[Data entries]
========================================================================

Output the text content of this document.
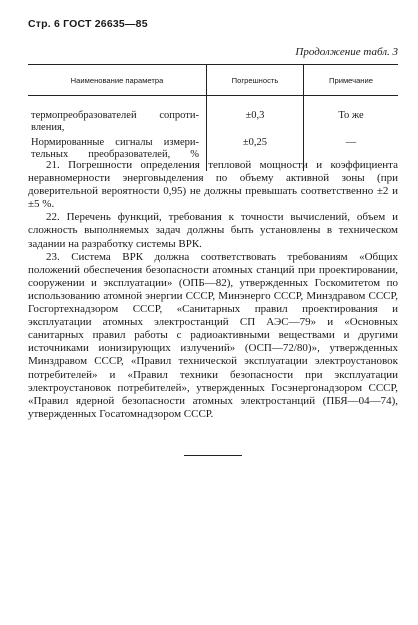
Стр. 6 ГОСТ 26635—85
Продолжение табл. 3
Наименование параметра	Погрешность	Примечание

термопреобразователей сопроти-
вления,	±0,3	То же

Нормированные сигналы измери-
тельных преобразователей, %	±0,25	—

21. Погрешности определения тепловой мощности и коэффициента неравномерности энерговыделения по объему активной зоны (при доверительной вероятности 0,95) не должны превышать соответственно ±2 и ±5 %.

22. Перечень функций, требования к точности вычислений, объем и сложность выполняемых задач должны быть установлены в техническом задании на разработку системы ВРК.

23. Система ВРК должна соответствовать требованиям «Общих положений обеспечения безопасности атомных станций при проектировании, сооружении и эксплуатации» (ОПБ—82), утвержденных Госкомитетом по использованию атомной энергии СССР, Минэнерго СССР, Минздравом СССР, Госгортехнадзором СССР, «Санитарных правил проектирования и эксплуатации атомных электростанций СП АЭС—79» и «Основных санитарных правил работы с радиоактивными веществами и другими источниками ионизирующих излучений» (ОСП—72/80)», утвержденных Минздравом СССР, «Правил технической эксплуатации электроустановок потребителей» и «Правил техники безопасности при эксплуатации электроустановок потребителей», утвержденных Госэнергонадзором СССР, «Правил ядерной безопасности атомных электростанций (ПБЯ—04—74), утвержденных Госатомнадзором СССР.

========================================================================

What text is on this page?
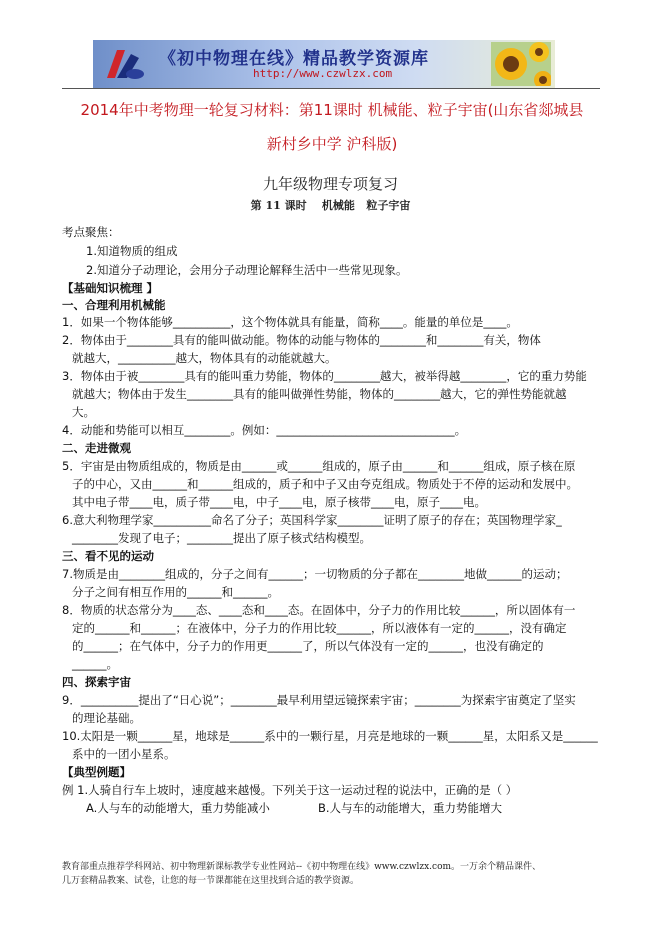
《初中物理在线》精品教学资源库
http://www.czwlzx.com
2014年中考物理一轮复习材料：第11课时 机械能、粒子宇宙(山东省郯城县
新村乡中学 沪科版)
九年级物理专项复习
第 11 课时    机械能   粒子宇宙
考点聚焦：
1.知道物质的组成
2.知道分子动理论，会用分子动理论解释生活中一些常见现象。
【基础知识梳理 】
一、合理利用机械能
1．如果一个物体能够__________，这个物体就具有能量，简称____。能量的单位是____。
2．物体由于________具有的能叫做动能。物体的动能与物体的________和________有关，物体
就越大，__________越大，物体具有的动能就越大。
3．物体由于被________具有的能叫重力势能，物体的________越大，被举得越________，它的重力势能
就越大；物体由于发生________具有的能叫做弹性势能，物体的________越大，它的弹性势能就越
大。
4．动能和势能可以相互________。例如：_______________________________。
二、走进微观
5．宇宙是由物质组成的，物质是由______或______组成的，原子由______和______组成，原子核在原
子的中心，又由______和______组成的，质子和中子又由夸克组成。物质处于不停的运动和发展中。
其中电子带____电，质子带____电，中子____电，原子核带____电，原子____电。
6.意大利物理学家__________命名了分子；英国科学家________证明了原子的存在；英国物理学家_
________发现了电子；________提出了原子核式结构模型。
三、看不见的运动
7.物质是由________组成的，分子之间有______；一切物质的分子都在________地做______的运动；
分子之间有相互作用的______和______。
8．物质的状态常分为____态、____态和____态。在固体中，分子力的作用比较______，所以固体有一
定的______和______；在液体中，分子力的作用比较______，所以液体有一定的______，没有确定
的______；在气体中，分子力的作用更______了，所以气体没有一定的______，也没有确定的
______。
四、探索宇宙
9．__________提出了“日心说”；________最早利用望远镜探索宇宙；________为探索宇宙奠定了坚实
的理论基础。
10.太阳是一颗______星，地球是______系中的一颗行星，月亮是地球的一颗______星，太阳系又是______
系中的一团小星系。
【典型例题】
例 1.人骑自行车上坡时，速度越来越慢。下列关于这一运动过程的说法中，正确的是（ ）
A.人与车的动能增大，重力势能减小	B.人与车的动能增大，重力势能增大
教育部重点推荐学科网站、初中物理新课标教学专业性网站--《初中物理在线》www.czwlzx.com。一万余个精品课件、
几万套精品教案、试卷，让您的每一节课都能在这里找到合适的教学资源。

========================================================================

## What is asked
Using the entries above, state how many lines include the word "this", with no other words.

## Correct output
2